TASKS:
1. Please answer these from the text on menstrual products and homelessness:
(a) In how many of the 50 U.S. states do stores add a "luxury tax" to pads and tampons?
(b) Which products does the text call desperately needed at homeless shelters?
(c) As of December 2015, how many homeless people were there in the New York metro area?
2. Extend the text on menstrual products and homelessness, starting after its last sentence.

PAGE TEXT:
= Beginning of Section =

After watching this video, I did some of my own research on the issue and was shocked to learn some of these facts:
In 40 of the 50 U.S. States, stores charge an additional "luxury tax" on pads and tampons. It is for this reason that many people are reluctant to donate them to homeless shelters or emergency disaster relief groups.
As a result, pads and tampons are some of products desperately needed at homeless shelters. Despite the good efforts of homeless shelters that try to afford to stock these products, most women simply have to make do or go without, often risking horrible hygiene issues and event infections.
As of December 2015, there were 60,096 homeless people in the New York metro area alone, including 14,553 families and 23,885 children. This means that single mothers with children comprise nearly 1/3 of the homeless population. Most of these women find themselves homeless through no fault of their own; they don't feel safe in their current living situations and find themselves stuck, unable to find a stable environment for their children while looking for work and unable to return to an abusive environment.

= End of Section =

GIVEN INFORMATION:

= Beginning of Section =

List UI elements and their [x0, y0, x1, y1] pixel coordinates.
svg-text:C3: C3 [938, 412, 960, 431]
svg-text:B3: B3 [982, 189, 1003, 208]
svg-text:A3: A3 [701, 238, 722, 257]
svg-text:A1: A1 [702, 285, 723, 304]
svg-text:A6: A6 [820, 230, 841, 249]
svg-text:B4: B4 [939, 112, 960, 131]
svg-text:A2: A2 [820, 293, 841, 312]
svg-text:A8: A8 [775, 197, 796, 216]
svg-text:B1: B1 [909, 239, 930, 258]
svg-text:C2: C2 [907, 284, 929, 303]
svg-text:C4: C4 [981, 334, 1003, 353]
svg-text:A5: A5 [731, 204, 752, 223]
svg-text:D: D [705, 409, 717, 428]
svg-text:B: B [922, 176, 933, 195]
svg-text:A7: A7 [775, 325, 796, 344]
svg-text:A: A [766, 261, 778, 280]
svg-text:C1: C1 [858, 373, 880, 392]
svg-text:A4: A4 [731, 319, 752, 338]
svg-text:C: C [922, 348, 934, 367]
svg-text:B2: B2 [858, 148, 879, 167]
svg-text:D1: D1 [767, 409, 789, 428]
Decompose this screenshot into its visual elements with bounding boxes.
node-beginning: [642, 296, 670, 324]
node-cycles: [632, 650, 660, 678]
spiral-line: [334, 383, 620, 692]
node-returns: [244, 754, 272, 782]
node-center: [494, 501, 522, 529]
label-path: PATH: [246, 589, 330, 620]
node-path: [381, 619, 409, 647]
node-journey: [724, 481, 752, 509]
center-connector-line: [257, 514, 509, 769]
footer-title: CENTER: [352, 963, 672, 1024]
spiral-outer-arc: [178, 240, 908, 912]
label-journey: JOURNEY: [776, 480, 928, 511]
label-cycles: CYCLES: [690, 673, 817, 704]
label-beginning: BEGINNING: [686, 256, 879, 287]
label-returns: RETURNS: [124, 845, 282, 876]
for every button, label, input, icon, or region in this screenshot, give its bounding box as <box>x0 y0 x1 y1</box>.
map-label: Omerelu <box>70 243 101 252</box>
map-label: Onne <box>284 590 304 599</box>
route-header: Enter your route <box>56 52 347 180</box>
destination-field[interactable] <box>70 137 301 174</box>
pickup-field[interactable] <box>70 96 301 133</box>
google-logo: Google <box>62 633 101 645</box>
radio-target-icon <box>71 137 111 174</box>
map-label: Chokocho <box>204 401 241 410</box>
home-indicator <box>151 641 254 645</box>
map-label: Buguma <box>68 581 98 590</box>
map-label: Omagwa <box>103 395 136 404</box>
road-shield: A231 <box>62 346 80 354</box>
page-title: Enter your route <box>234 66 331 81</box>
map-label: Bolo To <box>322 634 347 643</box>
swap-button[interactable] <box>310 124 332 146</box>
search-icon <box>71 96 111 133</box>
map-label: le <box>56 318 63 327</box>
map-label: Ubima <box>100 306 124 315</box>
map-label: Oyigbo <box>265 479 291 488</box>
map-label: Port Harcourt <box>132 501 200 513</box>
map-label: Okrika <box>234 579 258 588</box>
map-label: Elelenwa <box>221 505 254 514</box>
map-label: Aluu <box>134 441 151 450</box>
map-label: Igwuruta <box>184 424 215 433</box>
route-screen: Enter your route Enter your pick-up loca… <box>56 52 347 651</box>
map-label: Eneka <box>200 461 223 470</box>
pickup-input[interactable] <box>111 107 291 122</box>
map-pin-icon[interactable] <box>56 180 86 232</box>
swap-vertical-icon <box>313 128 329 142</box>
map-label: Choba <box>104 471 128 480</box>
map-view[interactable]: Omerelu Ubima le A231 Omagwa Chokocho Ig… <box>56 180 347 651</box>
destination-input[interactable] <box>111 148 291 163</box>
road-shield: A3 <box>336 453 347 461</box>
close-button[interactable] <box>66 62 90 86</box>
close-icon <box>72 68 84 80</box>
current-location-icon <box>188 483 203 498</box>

= End of Section =

SOLVED TASKS:
1.
(a) 40
(b) Pads and tampons
(c) 60,096

2.
While many would call donations to the homeless "enabling," donations directly to the shelters is not. In fact, many of these shelters have time limits on stays and offer programs for women to better themselves and get job interviews while the shelters provide child care and even schools for their children. The more structure and comfort these women feel, the higher the turnover.
Jersey City has only 2 homeless shelters dedicated to women and children, and I wanted to do something small (for now) that would benefit both of them, but I need some help. These shelters are in need of hygiene kits for the women who pass through their doors, and fortunately, these are only needed once per month. A kit would contain the items listed below, and the goal would be to create as many of these as possible. If I could get several people to support me on this, we could help take care of hundreds of women in the local community!
As someone who has been down on their luck before, sometimes the best boost to feel better about yourself again is knowing that someone cares. Please contact me if you are interested in helping for Jersey City, otherwise please check out the following sites for more information about how you can help in your own community!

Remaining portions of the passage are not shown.